Repeat the records verbatim and leave the pictures out of your copy.

....

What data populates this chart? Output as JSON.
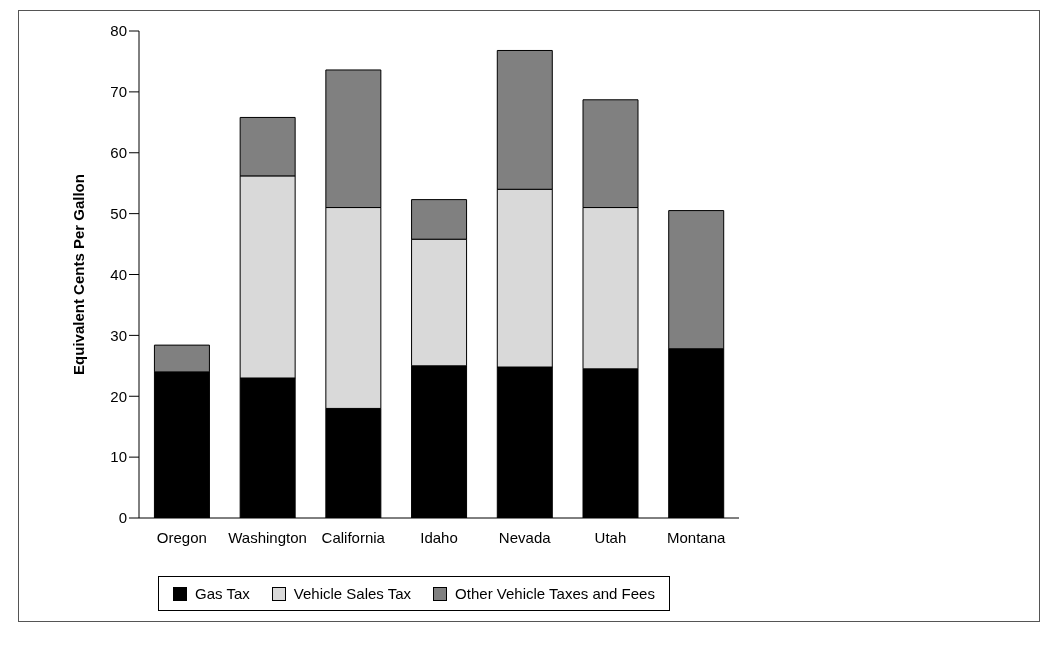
{
  "chart_data": {
    "type": "bar",
    "stacked": true,
    "ylabel": "Equivalent Cents Per Gallon",
    "categories": [
      "Oregon",
      "Washington",
      "California",
      "Idaho",
      "Nevada",
      "Utah",
      "Montana"
    ],
    "series": [
      {
        "name": "Gas Tax",
        "color": "#000000",
        "values": [
          24,
          23,
          18,
          25,
          24.8,
          24.5,
          27.8
        ]
      },
      {
        "name": "Vehicle Sales Tax",
        "color": "#d9d9d9",
        "values": [
          0,
          33.2,
          33,
          20.8,
          29.2,
          26.5,
          0
        ]
      },
      {
        "name": "Other Vehicle Taxes and Fees",
        "color": "#808080",
        "values": [
          4.4,
          9.6,
          22.6,
          6.5,
          22.8,
          17.7,
          22.7
        ]
      }
    ],
    "ylim": [
      0,
      80
    ],
    "yticks": [
      0,
      10,
      20,
      30,
      40,
      50,
      60,
      70,
      80
    ],
    "grid": false,
    "legend": "bottom"
  }
}
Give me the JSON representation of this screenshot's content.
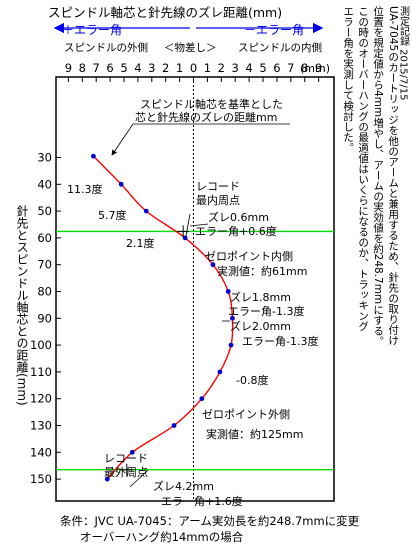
{
  "header": {
    "title": "スピンドル軸芯と針先線のズレ距離(mm)",
    "plus_label": "＋エラー角",
    "minus_label": "－エラー角",
    "sub_left": "スピンドルの外側",
    "sub_mid": "＜物差し＞",
    "sub_right": "スピンドルの内側"
  },
  "right_note": {
    "line1": "UA-7045のカートリッジを他のアームと兼用するため、針先の取り付け",
    "line2": "位置を規定値から4mm増やし、アームの実効値を約248.7mmにする。",
    "line3": "この時のオーバーハングの最適値はいくらになるのか、トラッキング",
    "line4": "エラー角を実測して検討した。",
    "credit": "測定記録 2015/7/15"
  },
  "footer": {
    "line1": "条件：JVC UA-7045：アーム実効長を約248.7mmに変更",
    "line2": "オーバーハング約14mmの場合"
  },
  "chart_data": {
    "type": "line",
    "title": "スピンドル軸芯と針先線のズレ距離(mm)",
    "xlabel": "スピンドル軸芯と針先線のズレ距離(mm)",
    "ylabel": "針先とスピンドル軸芯との距離(mm)",
    "x_ticks": [
      -9,
      -8,
      -7,
      -6,
      -5,
      -4,
      -3,
      -2,
      -1,
      0,
      1,
      2,
      3,
      4,
      5,
      6,
      7,
      8,
      9
    ],
    "x_tick_labels": [
      "9",
      "8",
      "7",
      "6",
      "5",
      "4",
      "3",
      "2",
      "1",
      "0",
      "1",
      "2",
      "3",
      "4",
      "5",
      "6",
      "7",
      "8",
      "9"
    ],
    "x_unit": "(mm)",
    "xlim": [
      -9.5,
      10
    ],
    "y_ticks": [
      30,
      40,
      50,
      60,
      70,
      80,
      90,
      100,
      110,
      120,
      130,
      140,
      150
    ],
    "ylim": [
      20,
      155
    ],
    "y_inverted": true,
    "grid": false,
    "series": [
      {
        "color": "#ff0000",
        "marker_color": "#0000cc",
        "points": [
          {
            "x": -7.2,
            "y": 29.5
          },
          {
            "x": -5.2,
            "y": 40
          },
          {
            "x": -3.4,
            "y": 50
          },
          {
            "x": -0.6,
            "y": 60
          },
          {
            "x": 1.4,
            "y": 70
          },
          {
            "x": 2.5,
            "y": 80
          },
          {
            "x": 2.8,
            "y": 90
          },
          {
            "x": 2.7,
            "y": 100
          },
          {
            "x": 1.9,
            "y": 110
          },
          {
            "x": 0.6,
            "y": 120
          },
          {
            "x": -1.4,
            "y": 130
          },
          {
            "x": -4.4,
            "y": 140
          },
          {
            "x": -6.2,
            "y": 150
          }
        ]
      }
    ],
    "reference_lines": [
      {
        "y": 57.6,
        "color": "#00dd00",
        "name": "レコード最内周点"
      },
      {
        "y": 146.5,
        "color": "#00dd00",
        "name": "レコード最外周点"
      }
    ],
    "annotations": {
      "axis_note_l1": "スピンドル軸芯を基準とした",
      "axis_note_l2": "芯と針先線のズレの距離mm",
      "a_113": "11.3度",
      "a_57": "5.7度",
      "a_21": "2.1度",
      "inner_l1": "レコード",
      "inner_l2": "最内周点",
      "zure06": "ズレ0.6mm",
      "err06": "エラー角+0.6度",
      "zero_in": "ゼロポイント内側",
      "meas61": "実測値：約61mm",
      "zure18": "ズレ1.8mm",
      "err13a": "エラー角-1.3度",
      "zure20": "ズレ2.0mm",
      "err13b": "エラー角-1.3度",
      "m08": "-0.8度",
      "zero_out": "ゼロポイント外側",
      "meas125": "実測値：約125mm",
      "outer_l1": "レコード",
      "outer_l2": "最外周点",
      "zure42": "ズレ4.2mm",
      "err16": "エラー角+1.6度"
    }
  }
}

....

_TASK OUTPUT_.
What data populates this chart? Output as JSON.
{
  "chart_data": {
    "type": "bar",
    "stacked": true,
    "ylabel": "Equivalent Cents Per Gallon",
    "categories": [
      "Oregon",
      "Washington",
      "California",
      "Idaho",
      "Nevada",
      "Utah",
      "Montana"
    ],
    "series": [
      {
        "name": "Gas Tax",
        "color": "#000000",
        "values": [
          24,
          23,
          18,
          25,
          24.8,
          24.5,
          27.8
        ]
      },
      {
        "name": "Vehicle Sales Tax",
        "color": "#d9d9d9",
        "values": [
          0,
          33.2,
          33,
          20.8,
          29.2,
          26.5,
          0
        ]
      },
      {
        "name": "Other Vehicle Taxes and Fees",
        "color": "#808080",
        "values": [
          4.4,
          9.6,
          22.6,
          6.5,
          22.8,
          17.7,
          22.7
        ]
      }
    ],
    "ylim": [
      0,
      80
    ],
    "yticks": [
      0,
      10,
      20,
      30,
      40,
      50,
      60,
      70,
      80
    ],
    "grid": false,
    "legend": "bottom"
  }
}
Give me the JSON representation of this screenshot's content.
{
  "header": {
    "title": "スピンドル軸芯と針先線のズレ距離(mm)",
    "plus_label": "＋エラー角",
    "minus_label": "－エラー角",
    "sub_left": "スピンドルの外側",
    "sub_mid": "＜物差し＞",
    "sub_right": "スピンドルの内側"
  },
  "right_note": {
    "line1": "UA-7045のカートリッジを他のアームと兼用するため、針先の取り付け",
    "line2": "位置を規定値から4mm増やし、アームの実効値を約248.7mmにする。",
    "line3": "この時のオーバーハングの最適値はいくらになるのか、トラッキング",
    "line4": "エラー角を実測して検討した。",
    "credit": "測定記録 2015/7/15"
  },
  "footer": {
    "line1": "条件：JVC UA-7045：アーム実効長を約248.7mmに変更",
    "line2": "オーバーハング約14mmの場合"
  },
  "chart_data": {
    "type": "line",
    "title": "スピンドル軸芯と針先線のズレ距離(mm)",
    "xlabel": "スピンドル軸芯と針先線のズレ距離(mm)",
    "ylabel": "針先とスピンドル軸芯との距離(mm)",
    "x_ticks": [
      -9,
      -8,
      -7,
      -6,
      -5,
      -4,
      -3,
      -2,
      -1,
      0,
      1,
      2,
      3,
      4,
      5,
      6,
      7,
      8,
      9
    ],
    "x_tick_labels": [
      "9",
      "8",
      "7",
      "6",
      "5",
      "4",
      "3",
      "2",
      "1",
      "0",
      "1",
      "2",
      "3",
      "4",
      "5",
      "6",
      "7",
      "8",
      "9"
    ],
    "x_unit": "(mm)",
    "xlim": [
      -9.5,
      10
    ],
    "y_ticks": [
      30,
      40,
      50,
      60,
      70,
      80,
      90,
      100,
      110,
      120,
      130,
      140,
      150
    ],
    "ylim": [
      20,
      155
    ],
    "y_inverted": true,
    "grid": false,
    "series": [
      {
        "color": "#ff0000",
        "marker_color": "#0000cc",
        "points": [
          {
            "x": -7.2,
            "y": 29.5
          },
          {
            "x": -5.2,
            "y": 40
          },
          {
            "x": -3.4,
            "y": 50
          },
          {
            "x": -0.6,
            "y": 60
          },
          {
            "x": 1.4,
            "y": 70
          },
          {
            "x": 2.5,
            "y": 80
          },
          {
            "x": 2.8,
            "y": 90
          },
          {
            "x": 2.7,
            "y": 100
          },
          {
            "x": 1.9,
            "y": 110
          },
          {
            "x": 0.6,
            "y": 120
          },
          {
            "x": -1.4,
            "y": 130
          },
          {
            "x": -4.4,
            "y": 140
          },
          {
            "x": -6.2,
            "y": 150
          }
        ]
      }
    ],
    "reference_lines": [
      {
        "y": 57.6,
        "color": "#00dd00",
        "name": "レコード最内周点"
      },
      {
        "y": 146.5,
        "color": "#00dd00",
        "name": "レコード最外周点"
      }
    ],
    "annotations": {
      "axis_note_l1": "スピンドル軸芯を基準とした",
      "axis_note_l2": "芯と針先線のズレの距離mm",
      "a_113": "11.3度",
      "a_57": "5.7度",
      "a_21": "2.1度",
      "inner_l1": "レコード",
      "inner_l2": "最内周点",
      "zure06": "ズレ0.6mm",
      "err06": "エラー角+0.6度",
      "zero_in": "ゼロポイント内側",
      "meas61": "実測値：約61mm",
      "zure18": "ズレ1.8mm",
      "err13a": "エラー角-1.3度",
      "zure20": "ズレ2.0mm",
      "err13b": "エラー角-1.3度",
      "m08": "-0.8度",
      "zero_out": "ゼロポイント外側",
      "meas125": "実測値：約125mm",
      "outer_l1": "レコード",
      "outer_l2": "最外周点",
      "zure42": "ズレ4.2mm",
      "err16": "エラー角+1.6度"
    }
  }
}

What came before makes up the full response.